=== REQUIREMENT ===
Gather each line in the entries that includes the string "allocations".

--- ITEMS ---

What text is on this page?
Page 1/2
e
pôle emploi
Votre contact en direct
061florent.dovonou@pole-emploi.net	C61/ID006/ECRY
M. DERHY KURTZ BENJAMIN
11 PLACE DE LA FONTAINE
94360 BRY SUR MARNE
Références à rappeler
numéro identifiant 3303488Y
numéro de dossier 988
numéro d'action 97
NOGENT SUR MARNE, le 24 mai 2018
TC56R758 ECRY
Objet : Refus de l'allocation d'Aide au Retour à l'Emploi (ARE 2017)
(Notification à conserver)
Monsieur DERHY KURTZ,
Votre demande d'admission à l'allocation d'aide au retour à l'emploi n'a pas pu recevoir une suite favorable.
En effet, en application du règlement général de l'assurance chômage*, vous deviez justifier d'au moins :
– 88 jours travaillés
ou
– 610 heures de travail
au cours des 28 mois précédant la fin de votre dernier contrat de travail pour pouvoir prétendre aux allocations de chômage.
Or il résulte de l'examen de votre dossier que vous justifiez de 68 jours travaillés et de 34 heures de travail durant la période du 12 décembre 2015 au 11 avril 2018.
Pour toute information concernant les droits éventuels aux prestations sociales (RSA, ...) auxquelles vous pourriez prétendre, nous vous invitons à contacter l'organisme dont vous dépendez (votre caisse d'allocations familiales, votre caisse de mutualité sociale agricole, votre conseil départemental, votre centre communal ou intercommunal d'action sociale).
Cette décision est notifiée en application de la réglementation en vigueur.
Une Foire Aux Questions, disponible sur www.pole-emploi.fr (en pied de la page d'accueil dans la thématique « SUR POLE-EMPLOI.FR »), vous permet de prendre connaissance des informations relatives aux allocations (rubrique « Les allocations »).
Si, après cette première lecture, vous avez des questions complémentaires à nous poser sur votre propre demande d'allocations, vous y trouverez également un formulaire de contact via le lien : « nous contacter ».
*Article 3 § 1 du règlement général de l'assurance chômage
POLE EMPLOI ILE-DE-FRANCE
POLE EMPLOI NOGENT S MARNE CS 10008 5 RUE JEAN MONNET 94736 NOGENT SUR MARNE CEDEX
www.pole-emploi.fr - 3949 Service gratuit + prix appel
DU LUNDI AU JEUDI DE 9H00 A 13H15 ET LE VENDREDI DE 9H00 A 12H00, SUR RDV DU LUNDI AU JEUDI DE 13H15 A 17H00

---

=== WRITTEN SOLUTION ===
au cours des 28 mois précédant la fin de votre dernier contrat de travail pour pouvoir prétendre aux allocations de chômage.
Pour toute information concernant les droits éventuels aux prestations sociales (RSA, ...) auxquelles vous pourriez prétendre, nous vous invitons à contacter l'organisme dont vous dépendez (votre caisse d'allocations familiales, votre caisse de mutualité sociale agricole, votre conseil départemental, votre centre communal ou intercommunal d'action sociale).
Une Foire Aux Questions, disponible sur www.pole-emploi.fr (en pied de la page d'accueil dans la thématique « SUR POLE-EMPLOI.FR »), vous permet de prendre connaissance des informations relatives aux allocations (rubrique « Les allocations »).
Si, après cette première lecture, vous avez des questions complémentaires à nous poser sur votre propre demande d'allocations, vous y trouverez également un formulaire de contact via le lien : « nous contacter ».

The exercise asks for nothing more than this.